▸ **Written problem**
Only lines with the word "February" are needed; collect each of them from the listing below.

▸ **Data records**
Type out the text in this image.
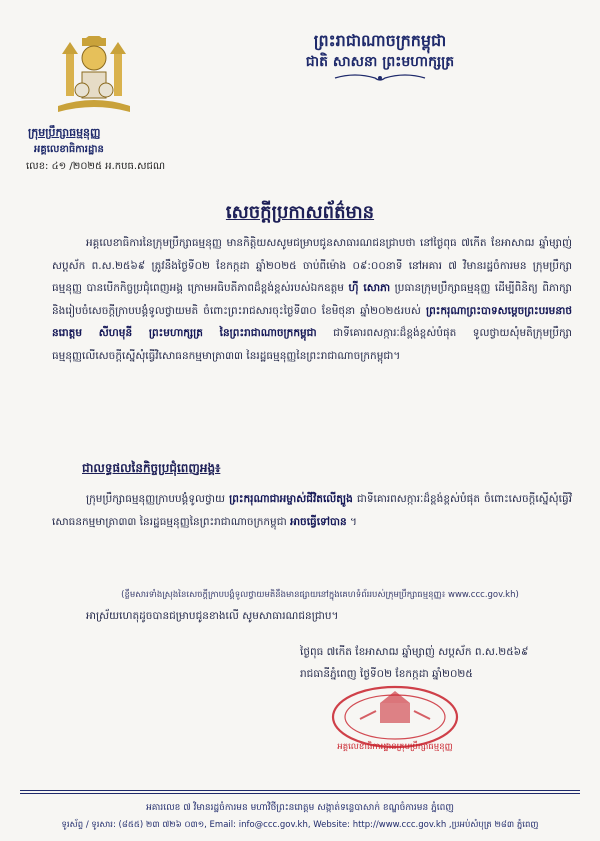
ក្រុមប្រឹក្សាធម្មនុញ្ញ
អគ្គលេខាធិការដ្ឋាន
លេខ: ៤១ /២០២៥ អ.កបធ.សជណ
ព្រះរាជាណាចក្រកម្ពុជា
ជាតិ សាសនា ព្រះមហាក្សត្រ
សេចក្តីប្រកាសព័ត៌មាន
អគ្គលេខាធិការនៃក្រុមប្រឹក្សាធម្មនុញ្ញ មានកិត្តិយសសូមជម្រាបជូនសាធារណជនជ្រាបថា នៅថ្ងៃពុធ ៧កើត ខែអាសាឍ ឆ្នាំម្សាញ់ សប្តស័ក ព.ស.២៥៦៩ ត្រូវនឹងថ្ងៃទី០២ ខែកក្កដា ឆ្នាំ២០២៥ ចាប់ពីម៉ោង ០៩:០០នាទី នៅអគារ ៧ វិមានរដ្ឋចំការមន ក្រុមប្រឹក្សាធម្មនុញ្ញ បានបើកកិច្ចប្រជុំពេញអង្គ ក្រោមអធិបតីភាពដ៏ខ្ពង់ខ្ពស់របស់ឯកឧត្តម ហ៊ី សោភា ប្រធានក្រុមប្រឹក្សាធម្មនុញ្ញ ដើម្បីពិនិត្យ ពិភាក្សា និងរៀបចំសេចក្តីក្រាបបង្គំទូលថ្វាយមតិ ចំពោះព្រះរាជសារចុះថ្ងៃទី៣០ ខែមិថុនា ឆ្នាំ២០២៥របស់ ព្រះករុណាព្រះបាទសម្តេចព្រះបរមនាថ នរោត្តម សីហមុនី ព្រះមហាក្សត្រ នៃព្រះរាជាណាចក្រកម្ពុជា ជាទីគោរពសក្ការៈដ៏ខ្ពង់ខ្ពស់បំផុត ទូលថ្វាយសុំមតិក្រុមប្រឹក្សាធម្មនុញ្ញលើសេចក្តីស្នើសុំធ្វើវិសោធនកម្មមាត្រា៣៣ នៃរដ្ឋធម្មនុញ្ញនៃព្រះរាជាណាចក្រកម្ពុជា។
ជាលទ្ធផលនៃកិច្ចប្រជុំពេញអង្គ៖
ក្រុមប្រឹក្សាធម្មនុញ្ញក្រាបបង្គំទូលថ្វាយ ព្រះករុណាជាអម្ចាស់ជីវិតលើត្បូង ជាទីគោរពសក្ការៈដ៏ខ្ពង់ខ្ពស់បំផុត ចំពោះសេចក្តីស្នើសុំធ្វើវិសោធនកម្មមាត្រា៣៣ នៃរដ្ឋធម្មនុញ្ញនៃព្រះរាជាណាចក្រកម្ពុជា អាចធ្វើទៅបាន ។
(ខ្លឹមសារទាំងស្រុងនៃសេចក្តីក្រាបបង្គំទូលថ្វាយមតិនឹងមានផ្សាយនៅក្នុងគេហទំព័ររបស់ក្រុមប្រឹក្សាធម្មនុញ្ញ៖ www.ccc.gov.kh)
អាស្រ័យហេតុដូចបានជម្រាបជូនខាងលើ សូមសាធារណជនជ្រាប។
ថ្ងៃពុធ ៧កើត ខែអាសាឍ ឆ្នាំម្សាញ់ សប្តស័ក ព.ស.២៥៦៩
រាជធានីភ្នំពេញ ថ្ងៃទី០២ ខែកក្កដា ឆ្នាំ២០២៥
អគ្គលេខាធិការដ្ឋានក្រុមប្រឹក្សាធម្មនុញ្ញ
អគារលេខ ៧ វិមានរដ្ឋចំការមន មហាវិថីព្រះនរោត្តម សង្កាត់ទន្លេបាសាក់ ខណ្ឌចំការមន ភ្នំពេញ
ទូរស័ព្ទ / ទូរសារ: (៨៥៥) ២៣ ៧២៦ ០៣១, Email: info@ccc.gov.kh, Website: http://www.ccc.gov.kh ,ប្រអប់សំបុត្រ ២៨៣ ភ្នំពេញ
==
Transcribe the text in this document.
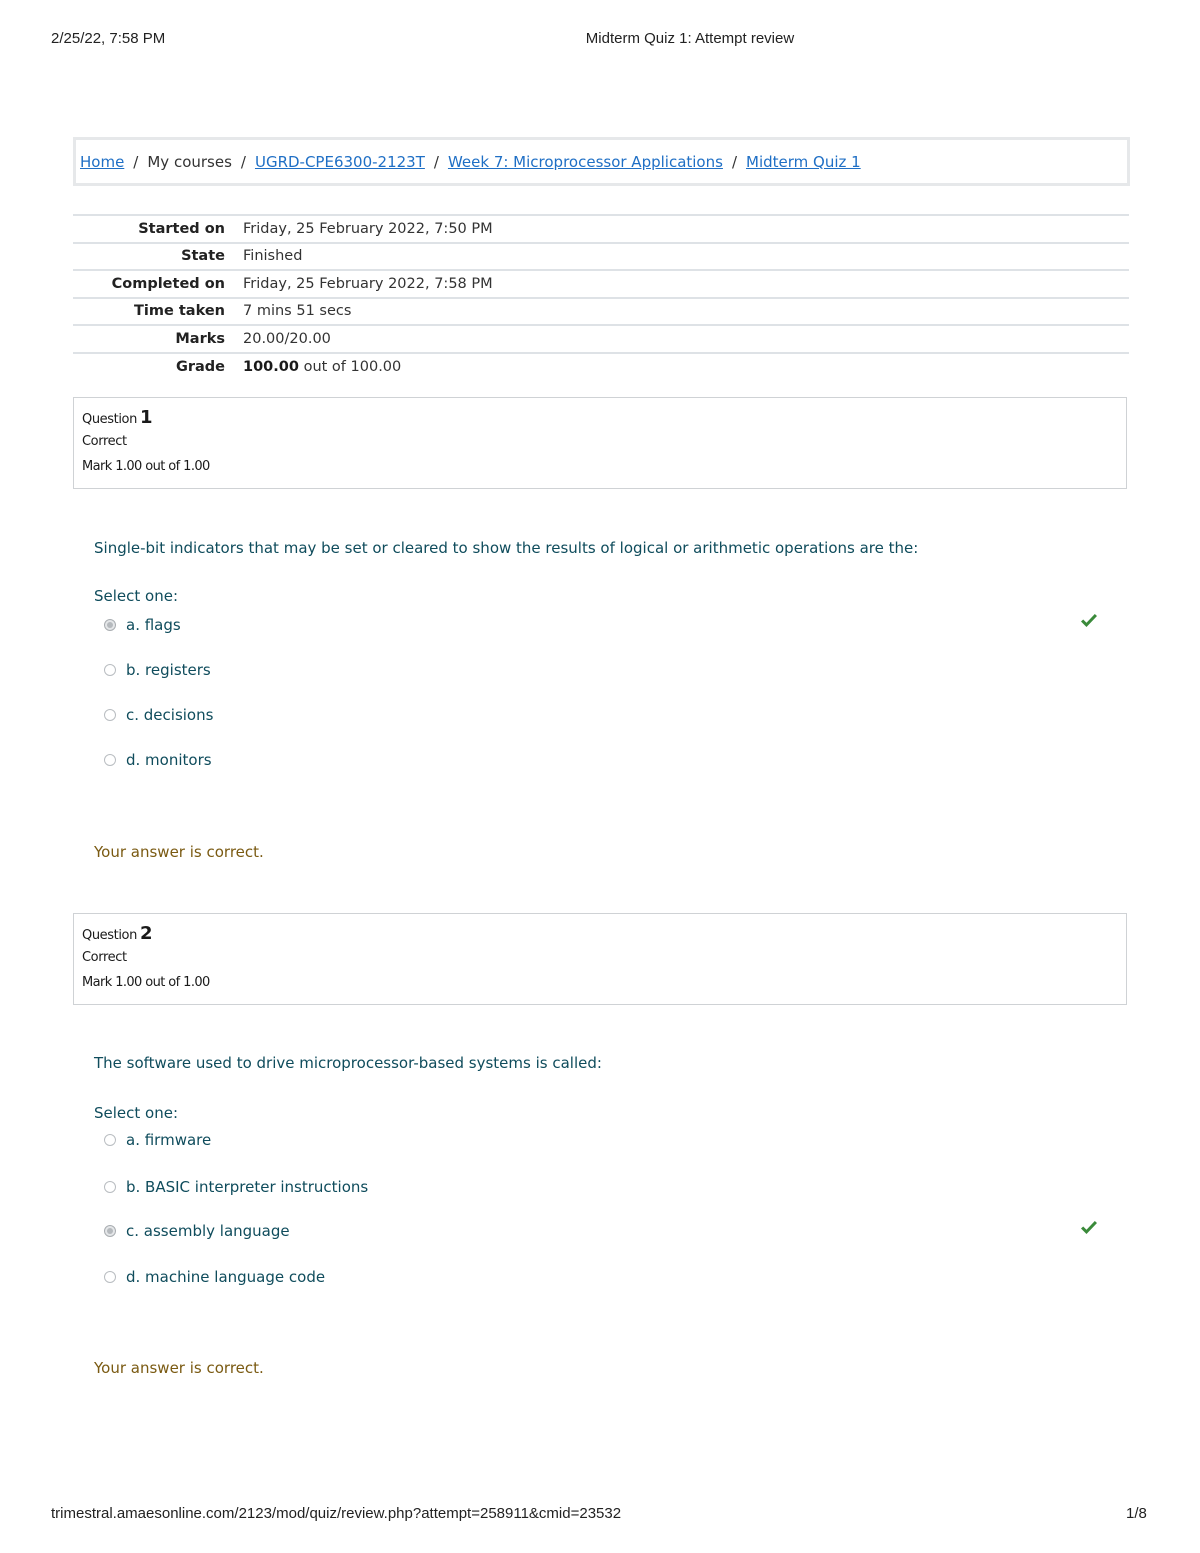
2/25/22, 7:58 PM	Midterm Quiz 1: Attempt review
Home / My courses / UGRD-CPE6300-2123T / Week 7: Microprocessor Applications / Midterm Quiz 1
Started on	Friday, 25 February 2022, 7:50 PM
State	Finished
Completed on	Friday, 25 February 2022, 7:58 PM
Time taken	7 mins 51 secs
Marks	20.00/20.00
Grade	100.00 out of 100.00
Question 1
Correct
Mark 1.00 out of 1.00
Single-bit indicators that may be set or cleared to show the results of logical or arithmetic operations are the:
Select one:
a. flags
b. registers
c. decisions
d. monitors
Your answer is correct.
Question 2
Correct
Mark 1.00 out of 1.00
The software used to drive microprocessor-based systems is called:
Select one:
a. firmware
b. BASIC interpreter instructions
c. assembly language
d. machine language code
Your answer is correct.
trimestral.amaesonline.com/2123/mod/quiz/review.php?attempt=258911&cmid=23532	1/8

▸ **Answer for this exercise**
Started on	Friday, 25 February 2022, 7:50 PM
Completed on	Friday, 25 February 2022, 7:58 PM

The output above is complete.